● Task instructions
Write each record again exactly as it stands.

[start]

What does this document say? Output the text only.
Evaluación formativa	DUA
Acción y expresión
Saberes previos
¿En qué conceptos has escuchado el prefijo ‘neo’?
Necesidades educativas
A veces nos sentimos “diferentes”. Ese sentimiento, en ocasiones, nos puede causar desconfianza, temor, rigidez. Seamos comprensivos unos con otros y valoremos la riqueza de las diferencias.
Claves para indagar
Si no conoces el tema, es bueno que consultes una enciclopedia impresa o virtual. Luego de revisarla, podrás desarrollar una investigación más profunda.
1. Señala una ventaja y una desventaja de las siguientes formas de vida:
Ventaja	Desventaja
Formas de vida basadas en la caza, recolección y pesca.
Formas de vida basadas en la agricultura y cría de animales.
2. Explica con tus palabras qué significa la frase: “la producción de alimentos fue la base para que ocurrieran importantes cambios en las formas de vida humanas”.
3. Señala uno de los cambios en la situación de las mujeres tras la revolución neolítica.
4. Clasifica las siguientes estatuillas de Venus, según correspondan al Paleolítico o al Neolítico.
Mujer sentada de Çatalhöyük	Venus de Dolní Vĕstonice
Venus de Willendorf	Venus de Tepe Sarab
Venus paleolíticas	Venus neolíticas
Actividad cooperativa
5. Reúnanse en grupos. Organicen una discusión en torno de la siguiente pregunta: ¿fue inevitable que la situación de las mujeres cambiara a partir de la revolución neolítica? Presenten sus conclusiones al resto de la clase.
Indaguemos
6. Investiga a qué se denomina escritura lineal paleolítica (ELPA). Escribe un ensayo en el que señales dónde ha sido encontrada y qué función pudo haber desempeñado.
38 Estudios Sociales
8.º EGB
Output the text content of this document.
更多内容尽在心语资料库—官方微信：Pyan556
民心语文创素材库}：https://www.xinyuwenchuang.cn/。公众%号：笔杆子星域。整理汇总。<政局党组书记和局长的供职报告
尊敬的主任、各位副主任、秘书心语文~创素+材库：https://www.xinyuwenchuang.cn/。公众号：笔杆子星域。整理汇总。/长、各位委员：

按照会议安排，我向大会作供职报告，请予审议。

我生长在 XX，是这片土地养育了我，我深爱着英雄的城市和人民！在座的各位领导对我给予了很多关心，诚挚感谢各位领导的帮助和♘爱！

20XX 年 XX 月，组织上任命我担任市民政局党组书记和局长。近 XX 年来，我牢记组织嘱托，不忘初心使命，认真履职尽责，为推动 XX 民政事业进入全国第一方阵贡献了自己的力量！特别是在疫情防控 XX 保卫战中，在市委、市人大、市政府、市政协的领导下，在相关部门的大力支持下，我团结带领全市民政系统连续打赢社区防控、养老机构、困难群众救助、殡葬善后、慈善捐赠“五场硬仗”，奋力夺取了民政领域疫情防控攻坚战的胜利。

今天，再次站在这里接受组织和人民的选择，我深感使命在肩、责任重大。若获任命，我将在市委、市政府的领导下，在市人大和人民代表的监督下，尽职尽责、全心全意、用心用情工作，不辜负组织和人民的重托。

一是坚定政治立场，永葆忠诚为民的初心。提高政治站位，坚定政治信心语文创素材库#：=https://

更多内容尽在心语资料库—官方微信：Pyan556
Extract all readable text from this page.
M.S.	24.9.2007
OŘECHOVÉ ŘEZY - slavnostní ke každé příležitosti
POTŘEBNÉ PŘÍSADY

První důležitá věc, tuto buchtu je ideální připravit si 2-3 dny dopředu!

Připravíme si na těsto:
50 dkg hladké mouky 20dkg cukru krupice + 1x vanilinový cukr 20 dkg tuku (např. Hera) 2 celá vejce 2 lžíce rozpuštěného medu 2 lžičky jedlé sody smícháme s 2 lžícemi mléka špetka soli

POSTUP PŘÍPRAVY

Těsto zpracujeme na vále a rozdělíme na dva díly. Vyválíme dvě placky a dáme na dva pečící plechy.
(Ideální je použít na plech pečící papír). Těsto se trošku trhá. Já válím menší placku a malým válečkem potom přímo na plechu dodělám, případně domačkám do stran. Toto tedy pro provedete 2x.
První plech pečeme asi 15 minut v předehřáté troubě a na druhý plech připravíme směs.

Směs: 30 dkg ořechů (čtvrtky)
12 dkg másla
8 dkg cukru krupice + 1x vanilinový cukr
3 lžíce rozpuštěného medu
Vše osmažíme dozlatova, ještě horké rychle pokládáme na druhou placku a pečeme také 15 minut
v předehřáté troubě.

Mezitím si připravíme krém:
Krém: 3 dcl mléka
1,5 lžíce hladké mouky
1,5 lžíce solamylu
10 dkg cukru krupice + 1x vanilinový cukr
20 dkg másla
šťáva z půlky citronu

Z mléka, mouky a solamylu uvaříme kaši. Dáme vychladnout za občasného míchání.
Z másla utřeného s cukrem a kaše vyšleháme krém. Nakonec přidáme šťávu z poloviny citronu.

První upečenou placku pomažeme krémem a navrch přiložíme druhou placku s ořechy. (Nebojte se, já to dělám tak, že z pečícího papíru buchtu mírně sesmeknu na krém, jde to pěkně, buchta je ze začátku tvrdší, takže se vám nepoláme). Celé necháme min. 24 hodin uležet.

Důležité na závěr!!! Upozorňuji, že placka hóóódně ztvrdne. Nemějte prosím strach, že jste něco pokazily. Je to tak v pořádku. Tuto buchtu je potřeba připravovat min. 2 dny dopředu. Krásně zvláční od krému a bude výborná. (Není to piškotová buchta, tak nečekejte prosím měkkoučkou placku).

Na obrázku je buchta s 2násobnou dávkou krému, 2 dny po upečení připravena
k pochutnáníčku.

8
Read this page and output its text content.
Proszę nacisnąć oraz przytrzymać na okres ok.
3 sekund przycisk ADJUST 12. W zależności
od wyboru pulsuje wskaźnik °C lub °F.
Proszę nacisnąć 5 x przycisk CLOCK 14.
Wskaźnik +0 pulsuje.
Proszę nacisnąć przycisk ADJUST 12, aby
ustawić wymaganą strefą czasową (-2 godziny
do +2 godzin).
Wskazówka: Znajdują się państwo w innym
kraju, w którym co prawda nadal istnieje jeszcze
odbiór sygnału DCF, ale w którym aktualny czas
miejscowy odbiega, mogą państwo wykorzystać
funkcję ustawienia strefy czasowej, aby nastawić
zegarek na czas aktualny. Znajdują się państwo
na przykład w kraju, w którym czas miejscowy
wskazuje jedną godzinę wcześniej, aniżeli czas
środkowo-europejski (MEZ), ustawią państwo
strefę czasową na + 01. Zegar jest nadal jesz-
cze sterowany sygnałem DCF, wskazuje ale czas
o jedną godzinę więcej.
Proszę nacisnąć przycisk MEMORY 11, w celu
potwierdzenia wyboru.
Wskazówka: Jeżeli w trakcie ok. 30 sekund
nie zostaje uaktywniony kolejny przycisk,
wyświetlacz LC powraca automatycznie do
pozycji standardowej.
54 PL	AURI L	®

[end]

● Reply to the task
What does this document say? Output the text only.
Evaluación formativa	DUA
Acción y expresión
Saberes previos
¿En qué conceptos has escuchado el prefijo ‘neo’?
Necesidades educativas
A veces nos sentimos “diferentes”. Ese sentimiento, en ocasiones, nos puede causar desconfianza, temor, rigidez. Seamos comprensivos unos con otros y valoremos la riqueza de las diferencias.
Claves para indagar
Si no conoces el tema, es bueno que consultes una enciclopedia impresa o virtual. Luego de revisarla, podrás desarrollar una investigación más profunda.
1. Señala una ventaja y una desventaja de las siguientes formas de vida:
Ventaja	Desventaja
Formas de vida basadas en la caza, recolección y pesca.
Formas de vida basadas en la agricultura y cría de animales.
2. Explica con tus palabras qué significa la frase: “la producción de alimentos fue la base para que ocurrieran importantes cambios en las formas de vida humanas”.
3. Señala uno de los cambios en la situación de las mujeres tras la revolución neolítica.
4. Clasifica las siguientes estatuillas de Venus, según correspondan al Paleolítico o al Neolítico.
Mujer sentada de Çatalhöyük	Venus de Dolní Vĕstonice
Venus de Willendorf	Venus de Tepe Sarab
Venus paleolíticas	Venus neolíticas
Actividad cooperativa
5. Reúnanse en grupos. Organicen una discusión en torno de la siguiente pregunta: ¿fue inevitable que la situación de las mujeres cambiara a partir de la revolución neolítica? Presenten sus conclusiones al resto de la clase.
Indaguemos
6. Investiga a qué se denomina escritura lineal paleolítica (ELPA). Escribe un ensayo en el que señales dónde ha sido encontrada y qué función pudo haber desempeñado.
38 Estudios Sociales
8.º EGB
Output the text content of this document.
更多内容尽在心语资料库—官方微信：Pyan556
民心语文创素材库}：https://www.xinyuwenchuang.cn/。公众%号：笔杆子星域。整理汇总。<政局党组书记和局长的供职报告
尊敬的主任、各位副主任、秘书心语文~创素+材库：https://www.xinyuwenchuang.cn/。公众号：笔杆子星域。整理汇总。/长、各位委员：

按照会议安排，我向大会作供职报告，请予审议。

我生长在 XX，是这片土地养育了我，我深爱着英雄的城市和人民！在座的各位领导对我给予了很多关心，诚挚感谢各位领导的帮助和♘爱！

20XX 年 XX 月，组织上任命我担任市民政局党组书记和局长。近 XX 年来，我牢记组织嘱托，不忘初心使命，认真履职尽责，为推动 XX 民政事业进入全国第一方阵贡献了自己的力量！特别是在疫情防控 XX 保卫战中，在市委、市人大、市政府、市政协的领导下，在相关部门的大力支持下，我团结带领全市民政系统连续打赢社区防控、养老机构、困难群众救助、殡葬善后、慈善捐赠“五场硬仗”，奋力夺取了民政领域疫情防控攻坚战的胜利。

今天，再次站在这里接受组织和人民的选择，我深感使命在肩、责任重大。若获任命，我将在市委、市政府的领导下，在市人大和人民代表的监督下，尽职尽责、全心全意、用心用情工作，不辜负组织和人民的重托。

一是坚定政治立场，永葆忠诚为民的初心。提高政治站位，坚定政治信心语文创素材库#：=https://

更多内容尽在心语资料库—官方微信：Pyan556
Extract all readable text from this page.
M.S.	24.9.2007
OŘECHOVÉ ŘEZY - slavnostní ke každé příležitosti
POTŘEBNÉ PŘÍSADY

První důležitá věc, tuto buchtu je ideální připravit si 2-3 dny dopředu!

Připravíme si na těsto:
50 dkg hladké mouky 20dkg cukru krupice + 1x vanilinový cukr 20 dkg tuku (např. Hera) 2 celá vejce 2 lžíce rozpuštěného medu 2 lžičky jedlé sody smícháme s 2 lžícemi mléka špetka soli

POSTUP PŘÍPRAVY

Těsto zpracujeme na vále a rozdělíme na dva díly. Vyválíme dvě placky a dáme na dva pečící plechy.
(Ideální je použít na plech pečící papír). Těsto se trošku trhá. Já válím menší placku a malým válečkem potom přímo na plechu dodělám, případně domačkám do stran. Toto tedy pro provedete 2x.
První plech pečeme asi 15 minut v předehřáté troubě a na druhý plech připravíme směs.

Směs: 30 dkg ořechů (čtvrtky)
12 dkg másla
8 dkg cukru krupice + 1x vanilinový cukr
3 lžíce rozpuštěného medu
Vše osmažíme dozlatova, ještě horké rychle pokládáme na druhou placku a pečeme také 15 minut
v předehřáté troubě.

Mezitím si připravíme krém:
Krém: 3 dcl mléka
1,5 lžíce hladké mouky
1,5 lžíce solamylu
10 dkg cukru krupice + 1x vanilinový cukr
20 dkg másla
šťáva z půlky citronu

Z mléka, mouky a solamylu uvaříme kaši. Dáme vychladnout za občasného míchání.
Z másla utřeného s cukrem a kaše vyšleháme krém. Nakonec přidáme šťávu z poloviny citronu.

První upečenou placku pomažeme krémem a navrch přiložíme druhou placku s ořechy. (Nebojte se, já to dělám tak, že z pečícího papíru buchtu mírně sesmeknu na krém, jde to pěkně, buchta je ze začátku tvrdší, takže se vám nepoláme). Celé necháme min. 24 hodin uležet.

Důležité na závěr!!! Upozorňuji, že placka hóóódně ztvrdne. Nemějte prosím strach, že jste něco pokazily. Je to tak v pořádku. Tuto buchtu je potřeba připravovat min. 2 dny dopředu. Krásně zvláční od krému a bude výborná. (Není to piškotová buchta, tak nečekejte prosím měkkoučkou placku).

Na obrázku je buchta s 2násobnou dávkou krému, 2 dny po upečení připravena
k pochutnáníčku.

8
Read this page and output its text content.
Proszę nacisnąć oraz przytrzymać na okres ok.
3 sekund przycisk ADJUST 12. W zależności
od wyboru pulsuje wskaźnik °C lub °F.
Proszę nacisnąć 5 x przycisk CLOCK 14.
Wskaźnik +0 pulsuje.
Proszę nacisnąć przycisk ADJUST 12, aby
ustawić wymaganą strefą czasową (-2 godziny
do +2 godzin).
Wskazówka: Znajdują się państwo w innym
kraju, w którym co prawda nadal istnieje jeszcze
odbiór sygnału DCF, ale w którym aktualny czas
miejscowy odbiega, mogą państwo wykorzystać
funkcję ustawienia strefy czasowej, aby nastawić
zegarek na czas aktualny. Znajdują się państwo
na przykład w kraju, w którym czas miejscowy
wskazuje jedną godzinę wcześniej, aniżeli czas
środkowo-europejski (MEZ), ustawią państwo
strefę czasową na + 01. Zegar jest nadal jesz-
cze sterowany sygnałem DCF, wskazuje ale czas
o jedną godzinę więcej.
Proszę nacisnąć przycisk MEMORY 11, w celu
potwierdzenia wyboru.
Wskazówka: Jeżeli w trakcie ok. 30 sekund
nie zostaje uaktywniony kolejny przycisk,
wyświetlacz LC powraca automatycznie do
pozycji standardowej.
54 PL	AURI L	®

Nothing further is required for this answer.